THE REQUEST:
Each line that holds the word "screenshot" should be returned.

───

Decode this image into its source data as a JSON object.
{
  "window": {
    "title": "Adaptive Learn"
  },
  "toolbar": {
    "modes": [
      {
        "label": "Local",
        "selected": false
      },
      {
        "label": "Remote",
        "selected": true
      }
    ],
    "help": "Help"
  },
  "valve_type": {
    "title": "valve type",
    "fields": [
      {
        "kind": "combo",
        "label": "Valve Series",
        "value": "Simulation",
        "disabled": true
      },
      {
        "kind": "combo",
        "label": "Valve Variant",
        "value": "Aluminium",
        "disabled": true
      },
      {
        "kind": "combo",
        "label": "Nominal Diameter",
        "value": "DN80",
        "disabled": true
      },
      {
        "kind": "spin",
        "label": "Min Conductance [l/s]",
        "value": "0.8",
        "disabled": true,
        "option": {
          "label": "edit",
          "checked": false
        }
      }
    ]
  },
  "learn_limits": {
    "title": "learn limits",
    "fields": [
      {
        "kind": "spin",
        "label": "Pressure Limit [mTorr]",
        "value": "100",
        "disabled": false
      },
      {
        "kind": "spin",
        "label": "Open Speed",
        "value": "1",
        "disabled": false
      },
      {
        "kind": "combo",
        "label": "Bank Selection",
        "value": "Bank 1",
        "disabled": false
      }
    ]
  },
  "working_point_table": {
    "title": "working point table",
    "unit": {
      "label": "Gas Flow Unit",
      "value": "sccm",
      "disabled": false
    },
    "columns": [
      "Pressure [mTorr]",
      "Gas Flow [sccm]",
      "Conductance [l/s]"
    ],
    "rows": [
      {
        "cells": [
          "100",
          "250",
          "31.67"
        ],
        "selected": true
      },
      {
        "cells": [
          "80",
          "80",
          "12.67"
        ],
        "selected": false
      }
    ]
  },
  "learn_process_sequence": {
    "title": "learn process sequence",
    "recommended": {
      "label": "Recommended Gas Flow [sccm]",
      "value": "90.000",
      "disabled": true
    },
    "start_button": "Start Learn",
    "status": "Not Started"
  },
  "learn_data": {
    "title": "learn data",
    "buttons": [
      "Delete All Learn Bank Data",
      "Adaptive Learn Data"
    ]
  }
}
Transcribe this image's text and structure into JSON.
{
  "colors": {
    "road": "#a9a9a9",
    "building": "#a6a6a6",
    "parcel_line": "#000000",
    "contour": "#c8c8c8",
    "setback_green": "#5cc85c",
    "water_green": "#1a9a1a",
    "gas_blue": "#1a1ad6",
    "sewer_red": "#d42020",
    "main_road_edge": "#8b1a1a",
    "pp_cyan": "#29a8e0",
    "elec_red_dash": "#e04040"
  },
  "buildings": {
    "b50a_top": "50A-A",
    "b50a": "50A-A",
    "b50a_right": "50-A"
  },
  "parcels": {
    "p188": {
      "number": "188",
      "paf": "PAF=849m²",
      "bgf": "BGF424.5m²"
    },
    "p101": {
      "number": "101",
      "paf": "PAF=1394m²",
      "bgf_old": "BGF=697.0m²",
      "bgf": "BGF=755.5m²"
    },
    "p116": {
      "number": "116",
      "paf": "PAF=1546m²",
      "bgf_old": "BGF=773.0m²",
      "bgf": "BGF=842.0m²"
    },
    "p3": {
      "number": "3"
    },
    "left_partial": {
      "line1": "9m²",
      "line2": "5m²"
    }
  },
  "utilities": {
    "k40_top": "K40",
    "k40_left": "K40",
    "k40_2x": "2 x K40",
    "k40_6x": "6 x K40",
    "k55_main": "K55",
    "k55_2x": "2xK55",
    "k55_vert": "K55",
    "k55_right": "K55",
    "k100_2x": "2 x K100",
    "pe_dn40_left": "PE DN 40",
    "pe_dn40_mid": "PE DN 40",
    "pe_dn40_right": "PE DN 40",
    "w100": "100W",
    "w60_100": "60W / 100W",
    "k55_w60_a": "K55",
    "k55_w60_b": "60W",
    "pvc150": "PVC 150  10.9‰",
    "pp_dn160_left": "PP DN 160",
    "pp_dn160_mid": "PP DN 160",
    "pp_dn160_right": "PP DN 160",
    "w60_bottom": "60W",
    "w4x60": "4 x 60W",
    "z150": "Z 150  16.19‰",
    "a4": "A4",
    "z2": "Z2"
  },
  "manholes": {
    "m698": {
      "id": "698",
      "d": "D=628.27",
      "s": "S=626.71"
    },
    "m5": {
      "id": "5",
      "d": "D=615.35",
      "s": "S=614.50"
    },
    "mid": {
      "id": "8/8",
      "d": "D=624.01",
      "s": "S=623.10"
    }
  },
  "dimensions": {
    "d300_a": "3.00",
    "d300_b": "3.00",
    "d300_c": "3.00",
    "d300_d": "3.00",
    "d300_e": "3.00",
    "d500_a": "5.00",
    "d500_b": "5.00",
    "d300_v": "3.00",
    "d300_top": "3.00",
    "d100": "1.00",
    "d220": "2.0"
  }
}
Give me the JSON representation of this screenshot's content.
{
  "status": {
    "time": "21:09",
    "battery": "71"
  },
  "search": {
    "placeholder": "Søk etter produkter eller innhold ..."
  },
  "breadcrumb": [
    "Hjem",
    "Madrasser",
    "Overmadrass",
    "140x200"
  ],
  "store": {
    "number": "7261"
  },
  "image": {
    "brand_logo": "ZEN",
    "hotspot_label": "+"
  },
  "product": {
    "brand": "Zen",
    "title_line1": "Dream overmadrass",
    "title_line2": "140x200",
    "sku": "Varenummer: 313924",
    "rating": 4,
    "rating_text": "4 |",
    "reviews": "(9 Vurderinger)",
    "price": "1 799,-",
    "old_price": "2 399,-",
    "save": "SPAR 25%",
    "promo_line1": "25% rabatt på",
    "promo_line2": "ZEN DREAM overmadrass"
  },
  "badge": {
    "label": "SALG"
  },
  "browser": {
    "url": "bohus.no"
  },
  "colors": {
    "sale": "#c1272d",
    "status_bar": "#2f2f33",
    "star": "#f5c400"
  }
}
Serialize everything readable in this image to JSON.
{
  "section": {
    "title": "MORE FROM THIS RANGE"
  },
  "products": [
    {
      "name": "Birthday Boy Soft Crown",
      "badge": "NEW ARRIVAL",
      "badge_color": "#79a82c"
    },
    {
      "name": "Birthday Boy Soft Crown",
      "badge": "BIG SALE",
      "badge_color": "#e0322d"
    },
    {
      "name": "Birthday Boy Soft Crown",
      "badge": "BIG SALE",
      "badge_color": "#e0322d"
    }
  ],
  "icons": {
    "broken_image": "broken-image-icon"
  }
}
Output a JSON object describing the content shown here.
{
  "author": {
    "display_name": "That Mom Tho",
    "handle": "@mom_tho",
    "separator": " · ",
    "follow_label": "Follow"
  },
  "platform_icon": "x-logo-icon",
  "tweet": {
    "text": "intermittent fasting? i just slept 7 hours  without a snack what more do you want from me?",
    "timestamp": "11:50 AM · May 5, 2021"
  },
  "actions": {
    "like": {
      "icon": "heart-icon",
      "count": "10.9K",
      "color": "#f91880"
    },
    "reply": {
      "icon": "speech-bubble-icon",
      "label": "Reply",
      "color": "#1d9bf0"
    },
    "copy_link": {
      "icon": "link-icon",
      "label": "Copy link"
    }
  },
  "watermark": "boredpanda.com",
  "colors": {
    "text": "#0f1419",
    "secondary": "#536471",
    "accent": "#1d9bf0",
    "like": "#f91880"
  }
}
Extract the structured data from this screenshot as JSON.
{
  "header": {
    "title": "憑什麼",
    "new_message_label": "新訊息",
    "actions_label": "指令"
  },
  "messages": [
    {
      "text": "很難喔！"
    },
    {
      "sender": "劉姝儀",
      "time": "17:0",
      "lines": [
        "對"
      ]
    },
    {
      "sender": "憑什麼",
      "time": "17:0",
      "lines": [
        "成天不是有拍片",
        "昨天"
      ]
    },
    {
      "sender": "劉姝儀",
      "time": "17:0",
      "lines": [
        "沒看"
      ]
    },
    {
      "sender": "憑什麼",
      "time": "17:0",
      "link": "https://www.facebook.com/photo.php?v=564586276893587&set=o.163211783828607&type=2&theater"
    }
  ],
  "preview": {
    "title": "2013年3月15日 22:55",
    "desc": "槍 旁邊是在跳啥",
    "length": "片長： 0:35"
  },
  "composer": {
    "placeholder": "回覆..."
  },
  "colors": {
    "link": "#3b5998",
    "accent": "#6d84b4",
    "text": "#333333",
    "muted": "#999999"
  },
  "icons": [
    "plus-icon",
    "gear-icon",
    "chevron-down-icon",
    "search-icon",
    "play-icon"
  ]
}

───

IN RESPONSE:
Give me the JSON representation of this screenshot's content.
Extract the structured data from this screenshot as JSON.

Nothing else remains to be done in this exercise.